== SOURCE EXTRACT
Alabama foursome rocks out with debut album
Holiday Gunfire is set to release their debut, self-titled album on Friday, February 15th. The Alabama-based band is fairly new, coming together in 2017, but it is anything but a freshman debut.
To the contrary, the album has all the spit and polish of a seasoned group of road dogs who’ve played together long enough to anticipate their bandmates’ moves almost preternaturally.
This eerie synchronization comes as absolutely no shock at all as Michael Williams, Jason Hamric, Craig Cervaolo, and Lester Nuby III have been friends for a long time. Likewise, each has made a name for himself in the music business.
In hindsight, it seems like a classic, “Well what you took you so long?” moment. When the four gathered for a Fourth of July celebration in which they, as musicians are wont to do, engaged in some adult beverages, explosives and firepower, they birthed the idea of Holiday Gunfire and set to writing and recording songs.
The result is a sound that, to my ear, encompasses the best of The Who when that band was at the top its game. There are plenty of other comparisons to be made—they have been likened to Fugazi elsewhere and there are certainly some elements of The Foo Fighters found here. But comparisons, as always, are merely a placeholder, a starting point from which you delve into the unique musical identity of a band.
====
== RECORDS SHOWN
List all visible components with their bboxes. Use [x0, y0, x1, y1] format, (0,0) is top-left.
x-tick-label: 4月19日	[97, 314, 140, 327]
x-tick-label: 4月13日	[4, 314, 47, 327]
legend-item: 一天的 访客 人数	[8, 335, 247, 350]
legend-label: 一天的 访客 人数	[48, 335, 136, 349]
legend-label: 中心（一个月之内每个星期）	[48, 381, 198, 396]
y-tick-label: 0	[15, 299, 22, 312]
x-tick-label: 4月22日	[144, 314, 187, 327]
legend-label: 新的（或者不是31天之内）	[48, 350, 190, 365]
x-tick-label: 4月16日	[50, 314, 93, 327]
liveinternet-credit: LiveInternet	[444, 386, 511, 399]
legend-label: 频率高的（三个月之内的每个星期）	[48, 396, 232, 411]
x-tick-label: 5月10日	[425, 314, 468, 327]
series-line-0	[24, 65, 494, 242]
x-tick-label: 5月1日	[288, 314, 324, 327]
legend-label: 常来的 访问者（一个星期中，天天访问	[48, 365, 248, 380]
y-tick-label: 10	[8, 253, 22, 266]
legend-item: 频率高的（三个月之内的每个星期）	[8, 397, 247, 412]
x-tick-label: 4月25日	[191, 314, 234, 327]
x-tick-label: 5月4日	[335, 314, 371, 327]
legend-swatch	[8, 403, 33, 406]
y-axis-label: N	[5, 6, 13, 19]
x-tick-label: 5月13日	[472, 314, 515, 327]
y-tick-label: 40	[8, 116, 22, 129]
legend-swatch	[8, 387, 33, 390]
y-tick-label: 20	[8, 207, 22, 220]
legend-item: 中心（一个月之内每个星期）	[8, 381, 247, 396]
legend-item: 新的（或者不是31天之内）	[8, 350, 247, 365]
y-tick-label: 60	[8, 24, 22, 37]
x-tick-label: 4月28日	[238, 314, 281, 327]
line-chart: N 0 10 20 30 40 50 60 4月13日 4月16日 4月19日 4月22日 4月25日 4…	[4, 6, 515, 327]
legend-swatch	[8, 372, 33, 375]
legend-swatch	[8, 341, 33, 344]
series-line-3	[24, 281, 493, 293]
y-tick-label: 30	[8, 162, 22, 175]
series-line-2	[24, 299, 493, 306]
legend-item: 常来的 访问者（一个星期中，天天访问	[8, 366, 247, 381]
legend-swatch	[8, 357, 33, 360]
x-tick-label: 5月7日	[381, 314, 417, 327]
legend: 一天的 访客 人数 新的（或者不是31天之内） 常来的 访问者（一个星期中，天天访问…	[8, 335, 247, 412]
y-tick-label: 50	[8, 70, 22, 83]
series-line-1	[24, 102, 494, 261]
====
**ASSIGNMENT 1**
From the Holiday Gunfire review, extract the passage that begins at the words "In hindsight, it" and stops after the words "identity of a band.".
**ASSIGNMENT 2**
Answer these questions using the Holiday Gunfire review:
(a) On what day is the band's debut album set to be released?
(b) In what year did the band come together?
(c) At which celebration did the four members come up with the idea for the band?

**RESPONSE BOX 1**
In hindsight, it seems like a classic, “Well what you took you so long?” moment. When the four gathered for a Fourth of July celebration in which they, as musicians are wont to do, engaged in some adult beverages, explosives and firepower, they birthed the idea of Holiday Gunfire and set to writing and recording songs.
The result is a sound that, to my ear, encompasses the best of The Who when that band was at the top its game. There are plenty of other comparisons to be made—they have been likened to Fugazi elsewhere and there are certainly some elements of The Foo Fighters found here. But comparisons, as always, are merely a placeholder, a starting point from which you delve into the unique musical identity of a band.

**RESPONSE BOX 2**
(a) Friday, February 15th
(b) 2017
(c) A Fourth of July celebration